## Exercise
Copy the article on the synthetic biology conference below word for word, from its headline to its final sentence.
++++ Document passage
Scientists Ponder Human Impacts of Synthetic Biology
UCSF scientists Chris Voigt, PhD, assistant professor of pharmaceutical chemistry, Wendell Lim, PhD, professor of cellular and molecular pharmacology, and Dyche Mullins, PhD, associate professor of cellular and molecular pharmacology, joined nearly 300 other biologists and engineers May 20-22 at UC Berkeley to share the latest triumphs in synthetic biology and to discuss how to ensure that the field's tools are used to benefit society.
The Second International Conference on Synthetic Biology brought together some of the world's leaders in biological engineering, biochemistry, quantitative biology, biophysics, molecular and cellular biology, bioethics, policy and governance, and the biotech industry.
Synthetic biology focuses on the "engineering" in genetic engineering - the treatment of microbes as packages of genes to be mixed and matched to produce a specific molecule, whether an enzyme, a drug, a fuel or a food additive.
Among the presenters were California Institute of Technology President and Nobel laureate David Baltimore, PhD; genomics entrepreneur Craig Venter, PhD; Harvard University geneticist George Church, PhD; and Northwestern University ethicist Laurie Zoloth, PhD.
Voigt presented his lab's progress in engineering bacteria to secrete spider silk. Lim chaired a session on health, and provided an introduction to the health significance of synthetic biology research. Mullins talked on efforts to bioengineer artificial cytoskeletons.
Last year, the growing field of synthetic biology was given a boost when the National Institutes of Health (NIH) announced funding for a new Nanomedicine Development Center, to be run jointly by UCSF and UC Berkeley with Lim as the principal investigator. Called the Center for Engineering Cellular Control Systems, the new program aims to understand and apply the fundamental design principles of cellular control systems - such as those involving ubiquitous signaling molecules in cells, known as protein kinases -- to engineer cell-like devices with novel "smart" therapeutic functions. NIH is supporting the new center with $7 million over the next five years.
++++++++
++++ Extracted material
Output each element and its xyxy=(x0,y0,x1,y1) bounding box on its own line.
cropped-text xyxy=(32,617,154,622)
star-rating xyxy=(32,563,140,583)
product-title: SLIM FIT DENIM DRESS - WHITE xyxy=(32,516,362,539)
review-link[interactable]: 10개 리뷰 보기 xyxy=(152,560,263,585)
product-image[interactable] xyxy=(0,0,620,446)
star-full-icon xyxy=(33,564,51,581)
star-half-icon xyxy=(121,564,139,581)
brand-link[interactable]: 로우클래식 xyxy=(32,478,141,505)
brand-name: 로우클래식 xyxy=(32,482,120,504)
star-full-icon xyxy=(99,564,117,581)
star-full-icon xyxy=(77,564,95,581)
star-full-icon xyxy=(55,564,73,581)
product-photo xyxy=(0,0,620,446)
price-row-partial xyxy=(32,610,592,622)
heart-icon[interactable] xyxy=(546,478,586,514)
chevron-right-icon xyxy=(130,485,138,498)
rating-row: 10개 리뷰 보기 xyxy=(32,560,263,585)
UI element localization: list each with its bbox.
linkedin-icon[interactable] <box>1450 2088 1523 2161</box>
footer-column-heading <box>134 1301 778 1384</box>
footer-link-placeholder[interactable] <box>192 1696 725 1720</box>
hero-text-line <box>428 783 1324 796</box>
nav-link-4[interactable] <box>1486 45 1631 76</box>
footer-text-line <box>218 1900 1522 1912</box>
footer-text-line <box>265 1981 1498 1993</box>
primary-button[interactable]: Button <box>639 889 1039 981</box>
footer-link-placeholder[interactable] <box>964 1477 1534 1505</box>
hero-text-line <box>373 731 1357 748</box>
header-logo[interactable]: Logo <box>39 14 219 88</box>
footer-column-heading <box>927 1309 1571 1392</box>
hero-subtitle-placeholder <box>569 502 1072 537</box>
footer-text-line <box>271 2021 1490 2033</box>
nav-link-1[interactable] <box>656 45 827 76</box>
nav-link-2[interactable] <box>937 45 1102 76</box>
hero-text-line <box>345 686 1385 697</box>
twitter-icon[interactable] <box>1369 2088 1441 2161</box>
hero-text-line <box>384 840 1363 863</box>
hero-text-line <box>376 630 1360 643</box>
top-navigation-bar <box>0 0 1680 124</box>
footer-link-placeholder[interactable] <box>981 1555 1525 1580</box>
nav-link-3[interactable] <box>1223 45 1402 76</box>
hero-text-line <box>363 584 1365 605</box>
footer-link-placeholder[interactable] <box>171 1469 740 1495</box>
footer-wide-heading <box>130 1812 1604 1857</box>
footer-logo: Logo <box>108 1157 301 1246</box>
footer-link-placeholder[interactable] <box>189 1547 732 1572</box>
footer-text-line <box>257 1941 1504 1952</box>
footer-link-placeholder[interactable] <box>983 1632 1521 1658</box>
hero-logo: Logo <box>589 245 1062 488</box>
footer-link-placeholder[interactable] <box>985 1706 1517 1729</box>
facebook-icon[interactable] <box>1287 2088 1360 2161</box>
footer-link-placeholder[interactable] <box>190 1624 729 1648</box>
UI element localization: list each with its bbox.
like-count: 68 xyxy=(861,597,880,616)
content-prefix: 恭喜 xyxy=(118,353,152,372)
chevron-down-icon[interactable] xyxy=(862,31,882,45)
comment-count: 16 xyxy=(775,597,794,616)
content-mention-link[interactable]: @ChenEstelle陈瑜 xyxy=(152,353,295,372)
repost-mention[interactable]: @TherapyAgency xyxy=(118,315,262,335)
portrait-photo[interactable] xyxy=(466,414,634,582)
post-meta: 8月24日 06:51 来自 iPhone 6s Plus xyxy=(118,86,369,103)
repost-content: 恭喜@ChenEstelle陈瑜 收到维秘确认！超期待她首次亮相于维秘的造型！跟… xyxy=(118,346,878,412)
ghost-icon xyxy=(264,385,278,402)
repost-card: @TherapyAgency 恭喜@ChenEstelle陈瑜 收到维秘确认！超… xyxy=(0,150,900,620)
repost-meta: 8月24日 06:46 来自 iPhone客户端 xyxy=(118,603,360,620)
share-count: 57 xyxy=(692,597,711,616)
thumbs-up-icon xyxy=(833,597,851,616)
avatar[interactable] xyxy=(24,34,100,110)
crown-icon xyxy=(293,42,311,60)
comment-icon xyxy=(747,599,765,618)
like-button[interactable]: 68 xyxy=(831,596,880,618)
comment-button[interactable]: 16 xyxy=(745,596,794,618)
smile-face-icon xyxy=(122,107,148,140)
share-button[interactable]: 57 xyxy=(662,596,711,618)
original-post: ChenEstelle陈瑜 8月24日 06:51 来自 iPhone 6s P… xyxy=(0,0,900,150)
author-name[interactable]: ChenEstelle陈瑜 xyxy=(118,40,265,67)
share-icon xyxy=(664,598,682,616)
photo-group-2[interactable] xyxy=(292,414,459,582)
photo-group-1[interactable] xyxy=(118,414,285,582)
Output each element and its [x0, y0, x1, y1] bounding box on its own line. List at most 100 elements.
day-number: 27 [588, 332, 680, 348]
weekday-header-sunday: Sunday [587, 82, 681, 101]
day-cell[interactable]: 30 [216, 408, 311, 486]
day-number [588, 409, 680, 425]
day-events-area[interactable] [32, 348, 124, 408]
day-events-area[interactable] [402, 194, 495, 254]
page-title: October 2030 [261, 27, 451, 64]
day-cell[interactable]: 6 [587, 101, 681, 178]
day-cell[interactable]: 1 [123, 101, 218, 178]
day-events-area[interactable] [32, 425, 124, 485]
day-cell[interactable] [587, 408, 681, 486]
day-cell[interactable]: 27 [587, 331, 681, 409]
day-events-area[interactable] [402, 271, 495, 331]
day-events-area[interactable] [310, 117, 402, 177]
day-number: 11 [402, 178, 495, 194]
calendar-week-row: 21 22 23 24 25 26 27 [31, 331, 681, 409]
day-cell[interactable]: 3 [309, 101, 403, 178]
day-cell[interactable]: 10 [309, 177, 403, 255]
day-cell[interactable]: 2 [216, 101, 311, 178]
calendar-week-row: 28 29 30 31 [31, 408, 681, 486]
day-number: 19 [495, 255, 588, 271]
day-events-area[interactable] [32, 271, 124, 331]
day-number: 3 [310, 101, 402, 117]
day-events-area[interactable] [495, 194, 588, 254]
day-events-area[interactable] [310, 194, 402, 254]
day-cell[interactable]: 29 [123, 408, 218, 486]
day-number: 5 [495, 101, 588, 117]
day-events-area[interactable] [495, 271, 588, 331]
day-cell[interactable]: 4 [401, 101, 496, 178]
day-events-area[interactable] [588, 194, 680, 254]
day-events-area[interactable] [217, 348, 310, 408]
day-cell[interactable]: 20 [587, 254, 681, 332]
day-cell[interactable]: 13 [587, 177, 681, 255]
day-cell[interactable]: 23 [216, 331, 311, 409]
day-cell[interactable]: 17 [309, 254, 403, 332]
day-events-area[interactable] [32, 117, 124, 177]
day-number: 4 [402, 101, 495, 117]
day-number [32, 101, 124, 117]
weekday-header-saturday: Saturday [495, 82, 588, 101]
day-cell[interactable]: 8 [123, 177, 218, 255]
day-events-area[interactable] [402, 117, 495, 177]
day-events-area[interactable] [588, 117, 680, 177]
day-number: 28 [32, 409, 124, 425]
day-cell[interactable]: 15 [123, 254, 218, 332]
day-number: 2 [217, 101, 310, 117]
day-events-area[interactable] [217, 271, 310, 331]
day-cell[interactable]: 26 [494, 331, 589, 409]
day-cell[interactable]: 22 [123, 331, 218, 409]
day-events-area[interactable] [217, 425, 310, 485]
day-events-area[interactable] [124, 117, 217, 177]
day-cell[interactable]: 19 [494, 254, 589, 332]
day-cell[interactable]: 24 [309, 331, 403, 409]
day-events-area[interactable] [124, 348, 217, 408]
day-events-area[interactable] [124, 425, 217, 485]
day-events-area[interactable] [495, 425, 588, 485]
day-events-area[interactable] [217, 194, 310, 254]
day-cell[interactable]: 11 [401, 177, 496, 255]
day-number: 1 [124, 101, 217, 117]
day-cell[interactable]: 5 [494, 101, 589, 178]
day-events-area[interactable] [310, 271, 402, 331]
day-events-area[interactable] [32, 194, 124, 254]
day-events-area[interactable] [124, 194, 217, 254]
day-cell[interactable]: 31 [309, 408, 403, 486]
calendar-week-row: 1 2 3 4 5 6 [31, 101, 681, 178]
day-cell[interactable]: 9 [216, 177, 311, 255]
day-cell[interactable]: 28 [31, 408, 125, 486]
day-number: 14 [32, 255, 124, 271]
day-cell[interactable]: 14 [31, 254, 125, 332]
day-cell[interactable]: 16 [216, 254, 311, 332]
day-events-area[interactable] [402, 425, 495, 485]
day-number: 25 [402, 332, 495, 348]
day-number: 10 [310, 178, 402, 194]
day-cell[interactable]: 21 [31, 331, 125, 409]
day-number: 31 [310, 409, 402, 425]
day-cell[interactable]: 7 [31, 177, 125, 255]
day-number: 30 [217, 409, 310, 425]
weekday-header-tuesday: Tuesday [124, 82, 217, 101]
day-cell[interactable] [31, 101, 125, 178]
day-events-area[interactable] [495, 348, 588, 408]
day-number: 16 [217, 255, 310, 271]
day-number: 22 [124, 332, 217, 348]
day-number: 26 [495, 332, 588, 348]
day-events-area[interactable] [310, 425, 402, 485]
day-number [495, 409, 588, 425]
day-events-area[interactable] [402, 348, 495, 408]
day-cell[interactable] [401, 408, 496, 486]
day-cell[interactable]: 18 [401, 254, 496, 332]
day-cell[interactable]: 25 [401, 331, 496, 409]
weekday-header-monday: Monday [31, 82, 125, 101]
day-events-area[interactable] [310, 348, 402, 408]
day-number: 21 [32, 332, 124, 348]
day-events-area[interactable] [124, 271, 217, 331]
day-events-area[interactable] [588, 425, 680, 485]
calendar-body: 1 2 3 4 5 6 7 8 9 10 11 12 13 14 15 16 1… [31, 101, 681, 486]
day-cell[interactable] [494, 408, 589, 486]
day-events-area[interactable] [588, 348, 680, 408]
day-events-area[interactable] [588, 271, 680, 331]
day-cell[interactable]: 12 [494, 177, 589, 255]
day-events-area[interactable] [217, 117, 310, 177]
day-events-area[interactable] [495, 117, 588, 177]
++++++++
## Written answer
Scientists Ponder Human Impacts of Synthetic Biology
UCSF scientists Chris Voigt, PhD, assistant professor of pharmaceutical chemistry, Wendell Lim, PhD, professor of cellular and molecular pharmacology, and Dyche Mullins, PhD, associate professor of cellular and molecular pharmacology, joined nearly 300 other biologists and engineers May 20-22 at UC Berkeley to share the latest triumphs in synthetic biology and to discuss how to ensure that the field's tools are used to benefit society.
The Second International Conference on Synthetic Biology brought together some of the world's leaders in biological engineering, biochemistry, quantitative biology, biophysics, molecular and cellular biology, bioethics, policy and governance, and the biotech industry.
Synthetic biology focuses on the "engineering" in genetic engineering - the treatment of microbes as packages of genes to be mixed and matched to produce a specific molecule, whether an enzyme, a drug, a fuel or a food additive.
Among the presenters were California Institute of Technology President and Nobel laureate David Baltimore, PhD; genomics entrepreneur Craig Venter, PhD; Harvard University geneticist George Church, PhD; and Northwestern University ethicist Laurie Zoloth, PhD.
Voigt presented his lab's progress in engineering bacteria to secrete spider silk. Lim chaired a session on health, and provided an introduction to the health significance of synthetic biology research. Mullins talked on efforts to bioengineer artificial cytoskeletons.
Last year, the growing field of synthetic biology was given a boost when the National Institutes of Health (NIH) announced funding for a new Nanomedicine Development Center, to be run jointly by UCSF and UC Berkeley with Lim as the principal investigator. Called the Center for Engineering Cellular Control Systems, the new program aims to understand and apply the fundamental design principles of cellular control systems - such as those involving ubiquitous signaling molecules in cells, known as protein kinases -- to engineer cell-like devices with novel "smart" therapeutic functions. NIH is supporting the new center with $7 million over the next five years.